Problem statement :: Change "perspective view" to "isometric view" in the material from its first line through the line that contains "The air cooled gas laser assembly 10 is", and give back only those lines with nothing else altered.

Exercise material ::
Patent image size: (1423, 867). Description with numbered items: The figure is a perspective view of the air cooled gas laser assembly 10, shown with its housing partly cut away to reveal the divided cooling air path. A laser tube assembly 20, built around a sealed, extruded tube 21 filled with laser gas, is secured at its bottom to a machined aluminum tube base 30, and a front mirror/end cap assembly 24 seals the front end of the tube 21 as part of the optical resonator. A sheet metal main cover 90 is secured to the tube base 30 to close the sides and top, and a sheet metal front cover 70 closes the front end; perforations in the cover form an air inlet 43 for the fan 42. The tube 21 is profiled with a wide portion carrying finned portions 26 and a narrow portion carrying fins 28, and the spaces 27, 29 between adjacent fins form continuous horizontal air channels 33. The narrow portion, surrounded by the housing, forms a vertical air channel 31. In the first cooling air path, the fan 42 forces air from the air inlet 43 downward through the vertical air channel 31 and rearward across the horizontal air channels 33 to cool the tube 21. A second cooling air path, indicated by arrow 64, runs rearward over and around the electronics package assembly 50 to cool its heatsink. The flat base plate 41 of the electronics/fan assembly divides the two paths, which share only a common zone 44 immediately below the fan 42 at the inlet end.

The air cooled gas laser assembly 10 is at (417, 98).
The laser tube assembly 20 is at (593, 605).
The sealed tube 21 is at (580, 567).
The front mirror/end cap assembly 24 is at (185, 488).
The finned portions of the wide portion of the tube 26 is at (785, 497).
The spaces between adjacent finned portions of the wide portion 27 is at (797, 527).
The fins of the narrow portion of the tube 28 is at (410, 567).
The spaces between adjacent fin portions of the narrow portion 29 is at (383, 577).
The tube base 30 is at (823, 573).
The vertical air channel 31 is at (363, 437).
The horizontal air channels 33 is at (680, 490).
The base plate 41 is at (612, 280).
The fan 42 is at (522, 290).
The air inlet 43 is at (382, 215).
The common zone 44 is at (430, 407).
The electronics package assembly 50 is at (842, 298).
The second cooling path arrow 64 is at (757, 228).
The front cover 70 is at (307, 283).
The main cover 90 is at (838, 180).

Right answer ::
Patent image size: (1423, 867). Description with numbered items: The figure is a isometric view of the air cooled gas laser assembly 10, shown with its housing partly cut away to reveal the divided cooling air path. A laser tube assembly 20, built around a sealed, extruded tube 21 filled with laser gas, is secured at its bottom to a machined aluminum tube base 30, and a front mirror/end cap assembly 24 seals the front end of the tube 21 as part of the optical resonator. A sheet metal main cover 90 is secured to the tube base 30 to close the sides and top, and a sheet metal front cover 70 closes the front end; perforations in the cover form an air inlet 43 for the fan 42. The tube 21 is profiled with a wide portion carrying finned portions 26 and a narrow portion carrying fins 28, and the spaces 27, 29 between adjacent fins form continuous horizontal air channels 33. The narrow portion, surrounded by the housing, forms a vertical air channel 31. In the first cooling air path, the fan 42 forces air from the air inlet 43 downward through the vertical air channel 31 and rearward across the horizontal air channels 33 to cool the tube 21. A second cooling air path, indicated by arrow 64, runs rearward over and around the electronics package assembly 50 to cool its heatsink. The flat base plate 41 of the electronics/fan assembly divides the two paths, which share only a common zone 44 immediately below the fan 42 at the inlet end.

The air cooled gas laser assembly 10 is at (417, 98).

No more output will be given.